## START

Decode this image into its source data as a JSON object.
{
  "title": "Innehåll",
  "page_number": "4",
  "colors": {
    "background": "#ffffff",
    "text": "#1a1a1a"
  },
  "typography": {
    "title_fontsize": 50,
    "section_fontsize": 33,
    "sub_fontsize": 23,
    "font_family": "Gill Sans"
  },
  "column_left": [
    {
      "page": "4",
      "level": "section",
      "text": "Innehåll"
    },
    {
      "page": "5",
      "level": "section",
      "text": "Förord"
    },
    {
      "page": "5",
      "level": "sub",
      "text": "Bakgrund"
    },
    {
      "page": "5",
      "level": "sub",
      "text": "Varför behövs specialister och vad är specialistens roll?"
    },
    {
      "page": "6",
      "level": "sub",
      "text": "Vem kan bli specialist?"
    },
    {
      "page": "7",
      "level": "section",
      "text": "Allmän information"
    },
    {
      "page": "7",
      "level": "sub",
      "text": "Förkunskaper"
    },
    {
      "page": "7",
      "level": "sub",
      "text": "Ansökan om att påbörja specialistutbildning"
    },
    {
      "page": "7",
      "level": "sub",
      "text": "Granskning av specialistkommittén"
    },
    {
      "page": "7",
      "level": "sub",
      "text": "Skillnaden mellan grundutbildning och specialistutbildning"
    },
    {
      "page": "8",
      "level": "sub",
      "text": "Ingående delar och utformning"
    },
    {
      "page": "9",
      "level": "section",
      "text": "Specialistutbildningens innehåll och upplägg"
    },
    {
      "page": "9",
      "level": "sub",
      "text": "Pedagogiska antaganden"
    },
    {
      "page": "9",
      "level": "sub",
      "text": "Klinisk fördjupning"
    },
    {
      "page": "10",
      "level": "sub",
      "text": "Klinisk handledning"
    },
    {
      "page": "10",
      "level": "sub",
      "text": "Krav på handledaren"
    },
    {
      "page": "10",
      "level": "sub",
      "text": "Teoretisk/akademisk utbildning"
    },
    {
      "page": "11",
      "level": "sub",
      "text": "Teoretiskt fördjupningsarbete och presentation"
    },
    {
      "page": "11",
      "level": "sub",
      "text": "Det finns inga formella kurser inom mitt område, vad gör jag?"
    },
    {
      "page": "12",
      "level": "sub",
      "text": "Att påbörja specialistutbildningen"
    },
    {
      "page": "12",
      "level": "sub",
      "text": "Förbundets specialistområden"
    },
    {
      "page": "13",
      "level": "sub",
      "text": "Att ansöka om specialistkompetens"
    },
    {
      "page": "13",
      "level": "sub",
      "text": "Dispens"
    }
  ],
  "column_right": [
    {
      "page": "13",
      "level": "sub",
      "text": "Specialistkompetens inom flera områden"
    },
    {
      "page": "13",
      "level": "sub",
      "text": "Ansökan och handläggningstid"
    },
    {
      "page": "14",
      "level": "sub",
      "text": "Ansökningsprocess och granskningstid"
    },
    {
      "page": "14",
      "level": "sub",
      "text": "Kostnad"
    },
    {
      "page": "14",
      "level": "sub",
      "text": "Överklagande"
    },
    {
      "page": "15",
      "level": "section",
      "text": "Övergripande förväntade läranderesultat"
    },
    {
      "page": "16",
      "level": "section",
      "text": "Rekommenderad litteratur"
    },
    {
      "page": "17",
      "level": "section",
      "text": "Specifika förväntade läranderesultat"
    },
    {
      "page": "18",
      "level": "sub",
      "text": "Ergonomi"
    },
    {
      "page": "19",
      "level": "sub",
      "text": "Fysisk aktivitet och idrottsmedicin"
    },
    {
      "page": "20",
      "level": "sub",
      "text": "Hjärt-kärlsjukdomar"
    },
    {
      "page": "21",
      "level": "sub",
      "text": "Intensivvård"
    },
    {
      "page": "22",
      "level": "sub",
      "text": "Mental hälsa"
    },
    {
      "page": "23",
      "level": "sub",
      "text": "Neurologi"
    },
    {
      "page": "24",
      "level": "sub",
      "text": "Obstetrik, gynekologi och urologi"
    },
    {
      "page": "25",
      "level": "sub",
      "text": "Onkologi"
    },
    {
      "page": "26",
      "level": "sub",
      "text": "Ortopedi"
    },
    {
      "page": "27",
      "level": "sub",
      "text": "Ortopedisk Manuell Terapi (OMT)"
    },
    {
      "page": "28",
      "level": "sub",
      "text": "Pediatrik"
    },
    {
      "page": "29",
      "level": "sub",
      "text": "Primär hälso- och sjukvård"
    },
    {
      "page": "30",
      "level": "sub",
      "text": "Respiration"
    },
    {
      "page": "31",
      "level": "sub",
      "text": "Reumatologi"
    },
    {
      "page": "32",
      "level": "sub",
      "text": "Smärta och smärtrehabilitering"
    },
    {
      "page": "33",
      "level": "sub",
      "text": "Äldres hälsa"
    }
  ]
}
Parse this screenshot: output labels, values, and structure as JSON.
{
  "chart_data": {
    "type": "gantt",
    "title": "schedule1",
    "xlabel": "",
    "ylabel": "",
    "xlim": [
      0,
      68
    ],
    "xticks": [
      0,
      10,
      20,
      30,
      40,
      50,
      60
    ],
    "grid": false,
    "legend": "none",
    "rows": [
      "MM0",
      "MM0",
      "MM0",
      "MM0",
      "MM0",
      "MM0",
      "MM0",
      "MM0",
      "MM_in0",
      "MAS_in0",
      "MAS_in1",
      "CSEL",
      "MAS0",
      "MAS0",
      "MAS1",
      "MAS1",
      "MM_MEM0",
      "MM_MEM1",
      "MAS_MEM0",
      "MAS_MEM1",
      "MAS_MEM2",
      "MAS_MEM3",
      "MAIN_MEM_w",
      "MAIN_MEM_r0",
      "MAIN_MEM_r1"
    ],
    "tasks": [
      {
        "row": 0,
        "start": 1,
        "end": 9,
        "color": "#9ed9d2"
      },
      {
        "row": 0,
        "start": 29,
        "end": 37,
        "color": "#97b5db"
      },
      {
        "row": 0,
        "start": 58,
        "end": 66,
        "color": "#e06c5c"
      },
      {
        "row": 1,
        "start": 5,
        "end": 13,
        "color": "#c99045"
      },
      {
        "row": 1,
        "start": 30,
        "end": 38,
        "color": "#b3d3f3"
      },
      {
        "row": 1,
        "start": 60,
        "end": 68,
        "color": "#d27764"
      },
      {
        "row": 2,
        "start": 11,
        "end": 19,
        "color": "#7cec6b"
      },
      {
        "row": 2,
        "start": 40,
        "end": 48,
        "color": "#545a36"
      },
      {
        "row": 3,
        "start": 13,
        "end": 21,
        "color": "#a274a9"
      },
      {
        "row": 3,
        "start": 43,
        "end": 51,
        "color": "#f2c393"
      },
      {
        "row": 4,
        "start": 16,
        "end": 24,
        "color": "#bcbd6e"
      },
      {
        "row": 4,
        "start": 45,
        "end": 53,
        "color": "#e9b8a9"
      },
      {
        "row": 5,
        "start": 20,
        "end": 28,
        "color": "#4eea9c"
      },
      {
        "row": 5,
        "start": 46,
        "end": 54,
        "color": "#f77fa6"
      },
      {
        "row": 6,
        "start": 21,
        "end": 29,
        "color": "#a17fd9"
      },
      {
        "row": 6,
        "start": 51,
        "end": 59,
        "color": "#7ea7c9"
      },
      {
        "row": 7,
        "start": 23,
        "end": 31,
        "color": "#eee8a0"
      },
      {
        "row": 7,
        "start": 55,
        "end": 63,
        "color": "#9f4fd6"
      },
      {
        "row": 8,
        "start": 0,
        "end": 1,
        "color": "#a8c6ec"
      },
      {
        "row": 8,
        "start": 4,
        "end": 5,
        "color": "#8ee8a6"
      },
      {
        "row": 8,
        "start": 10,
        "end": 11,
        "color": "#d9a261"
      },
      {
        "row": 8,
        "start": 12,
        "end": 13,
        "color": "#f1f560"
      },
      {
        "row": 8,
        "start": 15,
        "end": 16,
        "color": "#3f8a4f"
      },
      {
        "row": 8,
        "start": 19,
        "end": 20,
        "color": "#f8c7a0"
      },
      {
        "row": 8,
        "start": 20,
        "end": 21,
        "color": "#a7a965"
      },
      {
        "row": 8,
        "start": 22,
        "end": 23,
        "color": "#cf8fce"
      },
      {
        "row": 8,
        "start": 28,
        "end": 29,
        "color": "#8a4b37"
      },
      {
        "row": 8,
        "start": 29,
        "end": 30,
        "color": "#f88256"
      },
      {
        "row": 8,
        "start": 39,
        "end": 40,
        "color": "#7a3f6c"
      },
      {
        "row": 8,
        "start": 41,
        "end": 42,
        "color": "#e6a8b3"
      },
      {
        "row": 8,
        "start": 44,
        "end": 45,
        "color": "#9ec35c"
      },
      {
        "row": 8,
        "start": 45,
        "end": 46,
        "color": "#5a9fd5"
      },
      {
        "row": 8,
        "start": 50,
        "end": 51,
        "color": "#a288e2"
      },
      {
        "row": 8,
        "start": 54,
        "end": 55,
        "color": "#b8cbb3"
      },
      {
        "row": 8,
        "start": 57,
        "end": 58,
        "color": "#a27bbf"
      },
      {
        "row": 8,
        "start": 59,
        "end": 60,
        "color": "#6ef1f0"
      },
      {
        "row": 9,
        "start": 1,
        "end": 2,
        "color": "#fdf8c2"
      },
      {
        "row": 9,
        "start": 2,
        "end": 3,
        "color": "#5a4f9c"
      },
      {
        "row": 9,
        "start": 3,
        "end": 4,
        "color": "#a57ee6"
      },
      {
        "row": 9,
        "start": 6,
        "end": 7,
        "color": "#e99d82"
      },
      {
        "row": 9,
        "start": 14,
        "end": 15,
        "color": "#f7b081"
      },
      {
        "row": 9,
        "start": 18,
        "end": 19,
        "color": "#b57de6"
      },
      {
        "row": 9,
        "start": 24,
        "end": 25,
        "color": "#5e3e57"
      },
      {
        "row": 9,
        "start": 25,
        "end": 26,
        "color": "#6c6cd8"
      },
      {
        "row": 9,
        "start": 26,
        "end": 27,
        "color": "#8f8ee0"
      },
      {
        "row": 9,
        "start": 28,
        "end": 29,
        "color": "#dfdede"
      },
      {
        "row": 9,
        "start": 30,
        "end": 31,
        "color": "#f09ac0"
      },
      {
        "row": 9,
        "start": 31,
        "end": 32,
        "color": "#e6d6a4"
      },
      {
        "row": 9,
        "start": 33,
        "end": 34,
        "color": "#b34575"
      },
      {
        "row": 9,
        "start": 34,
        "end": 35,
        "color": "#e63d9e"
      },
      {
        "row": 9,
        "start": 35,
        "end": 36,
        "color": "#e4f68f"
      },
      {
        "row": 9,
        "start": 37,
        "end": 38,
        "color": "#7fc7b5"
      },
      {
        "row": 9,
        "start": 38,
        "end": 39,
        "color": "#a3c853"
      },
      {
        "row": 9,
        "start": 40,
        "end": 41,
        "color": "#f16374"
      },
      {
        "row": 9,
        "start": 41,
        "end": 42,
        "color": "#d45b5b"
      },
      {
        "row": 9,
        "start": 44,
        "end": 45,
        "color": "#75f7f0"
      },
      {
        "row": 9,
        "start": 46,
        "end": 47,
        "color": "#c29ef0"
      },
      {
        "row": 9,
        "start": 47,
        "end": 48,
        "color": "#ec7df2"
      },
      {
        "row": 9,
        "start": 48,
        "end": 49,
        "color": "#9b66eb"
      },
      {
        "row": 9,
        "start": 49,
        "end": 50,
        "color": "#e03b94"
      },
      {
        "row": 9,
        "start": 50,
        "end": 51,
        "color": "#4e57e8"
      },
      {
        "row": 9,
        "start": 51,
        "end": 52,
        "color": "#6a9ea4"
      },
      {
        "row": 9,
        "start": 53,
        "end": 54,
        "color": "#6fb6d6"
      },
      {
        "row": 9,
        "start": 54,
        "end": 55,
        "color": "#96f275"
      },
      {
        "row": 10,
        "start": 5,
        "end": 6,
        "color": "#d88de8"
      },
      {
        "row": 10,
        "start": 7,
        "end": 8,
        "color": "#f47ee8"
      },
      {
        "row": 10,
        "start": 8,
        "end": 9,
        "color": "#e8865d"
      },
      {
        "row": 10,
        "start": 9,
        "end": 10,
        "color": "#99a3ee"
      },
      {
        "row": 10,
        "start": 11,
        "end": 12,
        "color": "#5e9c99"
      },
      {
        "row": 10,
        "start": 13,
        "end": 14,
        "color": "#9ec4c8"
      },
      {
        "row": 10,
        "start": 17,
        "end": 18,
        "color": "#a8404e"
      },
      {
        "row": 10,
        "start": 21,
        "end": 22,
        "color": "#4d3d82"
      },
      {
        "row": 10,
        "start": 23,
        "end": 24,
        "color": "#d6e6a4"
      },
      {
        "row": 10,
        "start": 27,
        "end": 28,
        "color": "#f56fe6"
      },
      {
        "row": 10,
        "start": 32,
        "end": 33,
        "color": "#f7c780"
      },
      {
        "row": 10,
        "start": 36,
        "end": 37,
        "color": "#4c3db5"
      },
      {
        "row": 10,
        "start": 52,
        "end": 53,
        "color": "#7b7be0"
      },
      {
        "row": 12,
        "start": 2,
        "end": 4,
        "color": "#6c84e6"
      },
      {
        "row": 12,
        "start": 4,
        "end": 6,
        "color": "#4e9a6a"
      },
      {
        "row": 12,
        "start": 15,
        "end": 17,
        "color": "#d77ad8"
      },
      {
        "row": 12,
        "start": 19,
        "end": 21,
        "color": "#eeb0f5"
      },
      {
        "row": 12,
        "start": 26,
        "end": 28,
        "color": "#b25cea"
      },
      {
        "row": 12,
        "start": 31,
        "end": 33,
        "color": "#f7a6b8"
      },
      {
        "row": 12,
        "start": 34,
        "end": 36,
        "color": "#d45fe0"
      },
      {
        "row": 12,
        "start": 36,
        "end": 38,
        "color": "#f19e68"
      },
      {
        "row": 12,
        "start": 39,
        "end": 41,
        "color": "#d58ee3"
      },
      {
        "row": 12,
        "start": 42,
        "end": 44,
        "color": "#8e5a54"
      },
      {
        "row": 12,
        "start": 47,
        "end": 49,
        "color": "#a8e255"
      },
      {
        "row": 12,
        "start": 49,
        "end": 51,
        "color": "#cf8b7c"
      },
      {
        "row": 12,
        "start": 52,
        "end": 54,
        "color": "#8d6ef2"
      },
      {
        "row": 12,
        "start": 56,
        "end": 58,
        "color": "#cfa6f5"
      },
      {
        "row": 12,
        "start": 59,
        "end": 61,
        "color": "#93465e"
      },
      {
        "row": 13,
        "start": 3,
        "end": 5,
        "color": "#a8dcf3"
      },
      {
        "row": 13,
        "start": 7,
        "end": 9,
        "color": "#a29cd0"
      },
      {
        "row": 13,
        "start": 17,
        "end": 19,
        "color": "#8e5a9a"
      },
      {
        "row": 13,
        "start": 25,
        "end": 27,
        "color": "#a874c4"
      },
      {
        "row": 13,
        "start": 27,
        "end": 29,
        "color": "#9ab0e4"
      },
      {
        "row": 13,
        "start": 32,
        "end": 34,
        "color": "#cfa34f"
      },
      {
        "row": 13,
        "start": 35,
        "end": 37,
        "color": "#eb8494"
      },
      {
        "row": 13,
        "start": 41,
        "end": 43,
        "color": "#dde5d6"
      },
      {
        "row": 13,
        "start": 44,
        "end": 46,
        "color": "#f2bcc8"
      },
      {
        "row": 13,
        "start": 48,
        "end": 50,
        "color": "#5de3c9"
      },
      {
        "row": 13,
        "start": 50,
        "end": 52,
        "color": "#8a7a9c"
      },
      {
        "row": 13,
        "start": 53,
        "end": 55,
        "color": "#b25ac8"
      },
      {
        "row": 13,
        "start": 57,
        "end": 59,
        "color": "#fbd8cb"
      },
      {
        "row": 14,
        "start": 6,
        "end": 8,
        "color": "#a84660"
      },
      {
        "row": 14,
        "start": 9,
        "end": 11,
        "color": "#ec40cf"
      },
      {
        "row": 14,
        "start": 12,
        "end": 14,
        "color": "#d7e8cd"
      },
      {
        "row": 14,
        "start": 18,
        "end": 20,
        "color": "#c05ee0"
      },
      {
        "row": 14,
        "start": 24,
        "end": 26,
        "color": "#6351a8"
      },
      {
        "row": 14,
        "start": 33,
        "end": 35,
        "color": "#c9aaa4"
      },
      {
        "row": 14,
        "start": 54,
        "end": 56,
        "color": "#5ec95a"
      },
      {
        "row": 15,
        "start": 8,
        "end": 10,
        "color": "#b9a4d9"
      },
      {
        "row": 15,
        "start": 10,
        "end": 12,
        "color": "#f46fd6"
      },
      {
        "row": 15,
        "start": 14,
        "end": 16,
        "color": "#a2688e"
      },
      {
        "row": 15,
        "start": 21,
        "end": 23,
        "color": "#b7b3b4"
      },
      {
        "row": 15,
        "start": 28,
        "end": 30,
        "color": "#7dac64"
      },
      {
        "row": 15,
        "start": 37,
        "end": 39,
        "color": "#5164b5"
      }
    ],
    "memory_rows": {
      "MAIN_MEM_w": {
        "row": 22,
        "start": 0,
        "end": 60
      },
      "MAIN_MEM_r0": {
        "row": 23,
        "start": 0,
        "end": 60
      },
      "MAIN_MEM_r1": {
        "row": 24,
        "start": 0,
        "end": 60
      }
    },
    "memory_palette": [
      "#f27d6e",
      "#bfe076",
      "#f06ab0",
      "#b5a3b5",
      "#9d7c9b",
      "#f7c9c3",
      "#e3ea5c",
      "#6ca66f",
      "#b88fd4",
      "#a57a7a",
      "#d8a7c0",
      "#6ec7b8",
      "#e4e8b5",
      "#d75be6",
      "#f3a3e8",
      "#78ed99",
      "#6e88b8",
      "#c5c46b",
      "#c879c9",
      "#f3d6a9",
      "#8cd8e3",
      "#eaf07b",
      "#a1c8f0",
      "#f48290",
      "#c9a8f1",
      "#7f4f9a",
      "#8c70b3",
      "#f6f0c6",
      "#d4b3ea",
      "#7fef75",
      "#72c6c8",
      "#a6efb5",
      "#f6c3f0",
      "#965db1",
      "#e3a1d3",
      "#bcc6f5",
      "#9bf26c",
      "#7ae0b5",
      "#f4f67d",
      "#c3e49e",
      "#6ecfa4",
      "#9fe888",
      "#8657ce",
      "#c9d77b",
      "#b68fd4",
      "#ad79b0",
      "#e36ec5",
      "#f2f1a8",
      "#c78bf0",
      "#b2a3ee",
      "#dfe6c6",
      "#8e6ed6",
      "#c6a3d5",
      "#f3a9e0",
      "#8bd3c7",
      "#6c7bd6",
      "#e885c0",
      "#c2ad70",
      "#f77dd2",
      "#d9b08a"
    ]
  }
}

## END

▸ Exercise task
Provide only the number of lines in the records containing the string "läranderesultat".

▸ Response below
2